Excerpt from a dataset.
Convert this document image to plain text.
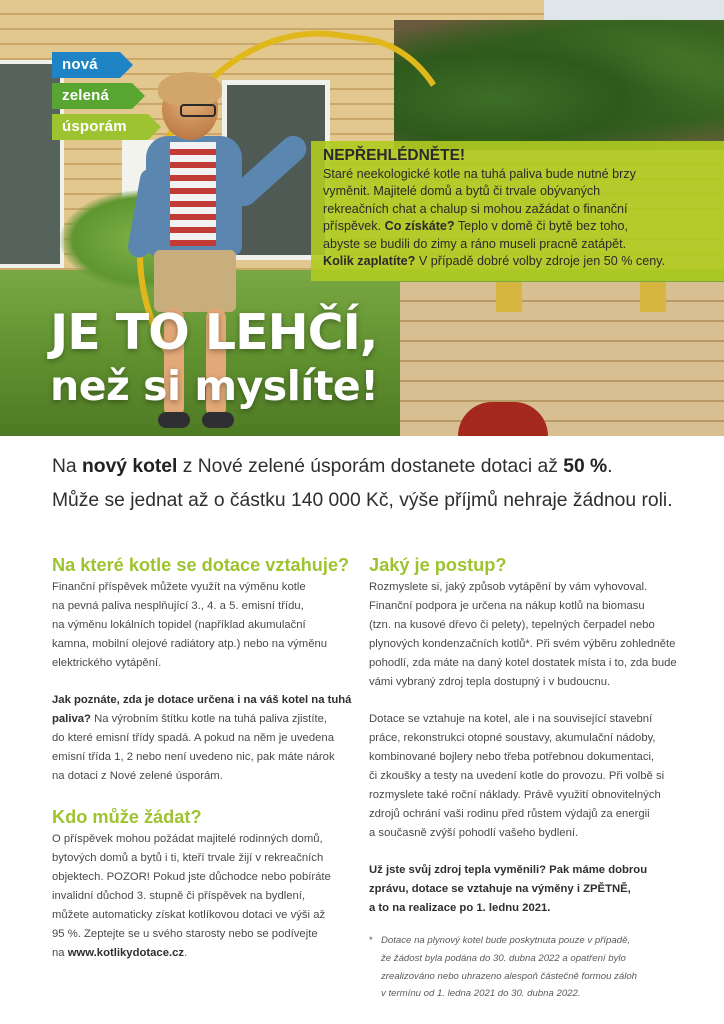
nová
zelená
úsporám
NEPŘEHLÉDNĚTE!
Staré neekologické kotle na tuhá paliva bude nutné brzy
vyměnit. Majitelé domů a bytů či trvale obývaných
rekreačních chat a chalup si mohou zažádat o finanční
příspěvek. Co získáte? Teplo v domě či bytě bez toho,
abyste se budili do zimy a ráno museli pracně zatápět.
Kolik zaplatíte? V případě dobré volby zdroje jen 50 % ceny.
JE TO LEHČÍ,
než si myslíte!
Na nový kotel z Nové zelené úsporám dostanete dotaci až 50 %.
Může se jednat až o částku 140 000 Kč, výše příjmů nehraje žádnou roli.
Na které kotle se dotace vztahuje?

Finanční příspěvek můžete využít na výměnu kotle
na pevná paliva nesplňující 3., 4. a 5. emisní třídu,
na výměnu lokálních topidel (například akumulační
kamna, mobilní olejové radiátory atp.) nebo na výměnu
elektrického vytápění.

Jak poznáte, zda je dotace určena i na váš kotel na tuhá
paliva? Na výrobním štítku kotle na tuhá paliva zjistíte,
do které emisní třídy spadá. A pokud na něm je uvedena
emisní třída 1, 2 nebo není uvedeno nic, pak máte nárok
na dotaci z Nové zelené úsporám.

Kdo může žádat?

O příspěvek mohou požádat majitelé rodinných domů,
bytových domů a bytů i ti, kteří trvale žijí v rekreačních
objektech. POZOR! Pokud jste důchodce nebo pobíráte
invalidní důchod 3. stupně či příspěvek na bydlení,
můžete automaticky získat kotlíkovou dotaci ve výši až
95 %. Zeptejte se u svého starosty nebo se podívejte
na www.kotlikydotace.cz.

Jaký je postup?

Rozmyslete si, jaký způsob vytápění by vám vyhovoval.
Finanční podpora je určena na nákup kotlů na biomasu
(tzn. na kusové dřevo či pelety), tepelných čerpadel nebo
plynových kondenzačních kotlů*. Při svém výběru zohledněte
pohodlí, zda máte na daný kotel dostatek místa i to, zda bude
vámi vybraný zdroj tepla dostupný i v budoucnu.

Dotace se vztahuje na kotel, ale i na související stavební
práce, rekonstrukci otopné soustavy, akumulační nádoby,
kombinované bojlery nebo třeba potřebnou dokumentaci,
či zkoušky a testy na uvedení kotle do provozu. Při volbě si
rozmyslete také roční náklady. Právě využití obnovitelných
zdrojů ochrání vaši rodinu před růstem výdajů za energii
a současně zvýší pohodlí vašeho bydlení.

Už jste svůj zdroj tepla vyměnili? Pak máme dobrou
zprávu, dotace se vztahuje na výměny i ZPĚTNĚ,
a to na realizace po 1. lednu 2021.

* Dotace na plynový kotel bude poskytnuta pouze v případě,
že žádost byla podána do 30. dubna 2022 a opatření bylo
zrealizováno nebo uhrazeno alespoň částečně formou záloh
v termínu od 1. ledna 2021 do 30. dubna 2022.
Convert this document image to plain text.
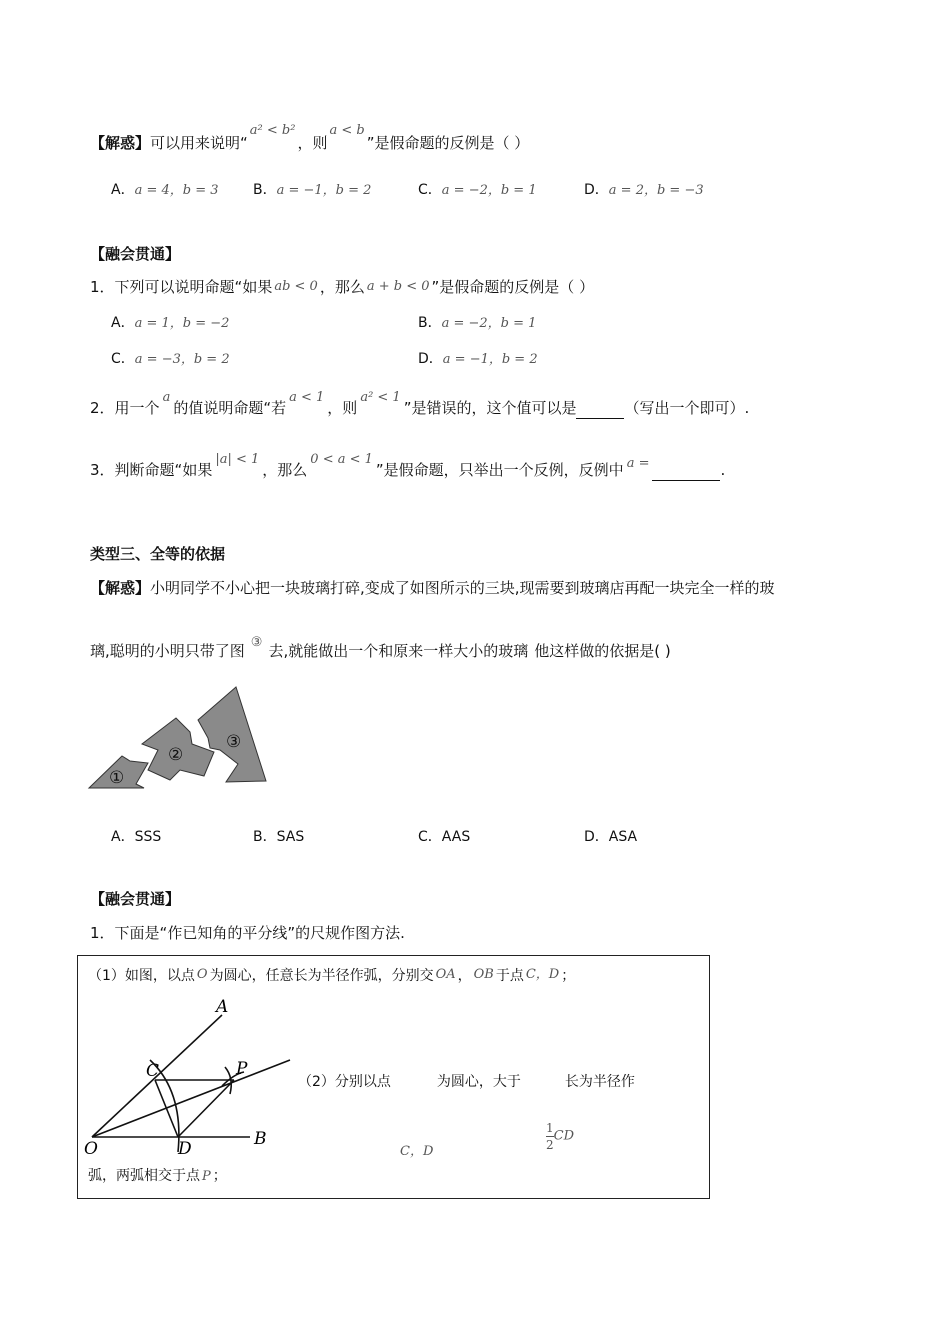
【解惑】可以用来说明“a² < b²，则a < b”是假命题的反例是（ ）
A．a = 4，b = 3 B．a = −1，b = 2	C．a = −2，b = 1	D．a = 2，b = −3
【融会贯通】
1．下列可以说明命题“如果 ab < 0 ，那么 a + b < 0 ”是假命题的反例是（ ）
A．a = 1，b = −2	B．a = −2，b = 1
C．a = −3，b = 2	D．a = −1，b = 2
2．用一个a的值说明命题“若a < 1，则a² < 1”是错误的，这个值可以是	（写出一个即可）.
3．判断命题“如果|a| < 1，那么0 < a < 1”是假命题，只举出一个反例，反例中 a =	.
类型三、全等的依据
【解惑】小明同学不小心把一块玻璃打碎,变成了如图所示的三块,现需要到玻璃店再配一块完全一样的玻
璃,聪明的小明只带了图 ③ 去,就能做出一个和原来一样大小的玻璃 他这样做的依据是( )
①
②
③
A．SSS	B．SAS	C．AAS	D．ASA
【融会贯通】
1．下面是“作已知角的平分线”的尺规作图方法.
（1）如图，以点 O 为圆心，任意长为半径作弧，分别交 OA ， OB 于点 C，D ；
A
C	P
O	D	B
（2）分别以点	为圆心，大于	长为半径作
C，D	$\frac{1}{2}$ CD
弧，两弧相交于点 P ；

To be done. Without the pictures, repeat the listing above exactly.

Complete response.
Convert this document image to plain text.
nová
zelená
úsporám
NEPŘEHLÉDNĚTE!
Staré neekologické kotle na tuhá paliva bude nutné brzy
vyměnit. Majitelé domů a bytů či trvale obývaných
rekreačních chat a chalup si mohou zažádat o finanční
příspěvek. Co získáte? Teplo v domě či bytě bez toho,
abyste se budili do zimy a ráno museli pracně zatápět.
Kolik zaplatíte? V případě dobré volby zdroje jen 50 % ceny.
JE TO LEHČÍ,
než si myslíte!
Na nový kotel z Nové zelené úsporám dostanete dotaci až 50 %.
Může se jednat až o částku 140 000 Kč, výše příjmů nehraje žádnou roli.
Na které kotle se dotace vztahuje?

Finanční příspěvek můžete využít na výměnu kotle
na pevná paliva nesplňující 3., 4. a 5. emisní třídu,
na výměnu lokálních topidel (například akumulační
kamna, mobilní olejové radiátory atp.) nebo na výměnu
elektrického vytápění.

Jak poznáte, zda je dotace určena i na váš kotel na tuhá
paliva? Na výrobním štítku kotle na tuhá paliva zjistíte,
do které emisní třídy spadá. A pokud na něm je uvedena
emisní třída 1, 2 nebo není uvedeno nic, pak máte nárok
na dotaci z Nové zelené úsporám.

Kdo může žádat?

O příspěvek mohou požádat majitelé rodinných domů,
bytových domů a bytů i ti, kteří trvale žijí v rekreačních
objektech. POZOR! Pokud jste důchodce nebo pobíráte
invalidní důchod 3. stupně či příspěvek na bydlení,
můžete automaticky získat kotlíkovou dotaci ve výši až
95 %. Zeptejte se u svého starosty nebo se podívejte
na www.kotlikydotace.cz.

Jaký je postup?

Rozmyslete si, jaký způsob vytápění by vám vyhovoval.
Finanční podpora je určena na nákup kotlů na biomasu
(tzn. na kusové dřevo či pelety), tepelných čerpadel nebo
plynových kondenzačních kotlů*. Při svém výběru zohledněte
pohodlí, zda máte na daný kotel dostatek místa i to, zda bude
vámi vybraný zdroj tepla dostupný i v budoucnu.

Dotace se vztahuje na kotel, ale i na související stavební
práce, rekonstrukci otopné soustavy, akumulační nádoby,
kombinované bojlery nebo třeba potřebnou dokumentaci,
či zkoušky a testy na uvedení kotle do provozu. Při volbě si
rozmyslete také roční náklady. Právě využití obnovitelných
zdrojů ochrání vaši rodinu před růstem výdajů za energii
a současně zvýší pohodlí vašeho bydlení.

Už jste svůj zdroj tepla vyměnili? Pak máme dobrou
zprávu, dotace se vztahuje na výměny i ZPĚTNĚ,
a to na realizace po 1. lednu 2021.

* Dotace na plynový kotel bude poskytnuta pouze v případě,
že žádost byla podána do 30. dubna 2022 a opatření bylo
zrealizováno nebo uhrazeno alespoň částečně formou záloh
v termínu od 1. ledna 2021 do 30. dubna 2022.
Convert this document image to plain text.
【解惑】可以用来说明“a² < b²，则a < b”是假命题的反例是（ ）
A．a = 4，b = 3 B．a = −1，b = 2	C．a = −2，b = 1	D．a = 2，b = −3
【融会贯通】
1．下列可以说明命题“如果 ab < 0 ，那么 a + b < 0 ”是假命题的反例是（ ）
A．a = 1，b = −2	B．a = −2，b = 1
C．a = −3，b = 2	D．a = −1，b = 2
2．用一个a的值说明命题“若a < 1，则a² < 1”是错误的，这个值可以是	（写出一个即可）.
3．判断命题“如果|a| < 1，那么0 < a < 1”是假命题，只举出一个反例，反例中 a =	.
类型三、全等的依据
【解惑】小明同学不小心把一块玻璃打碎,变成了如图所示的三块,现需要到玻璃店再配一块完全一样的玻
璃,聪明的小明只带了图 ③ 去,就能做出一个和原来一样大小的玻璃 他这样做的依据是( )
①
②
③
A．SSS	B．SAS	C．AAS	D．ASA
【融会贯通】
1．下面是“作已知角的平分线”的尺规作图方法.
（1）如图，以点 O 为圆心，任意长为半径作弧，分别交 OA ， OB 于点 C，D ；
A
C	P
O	D	B
（2）分别以点	为圆心，大于	长为半径作
C，D	$\frac{1}{2}$ CD
弧，两弧相交于点 P ；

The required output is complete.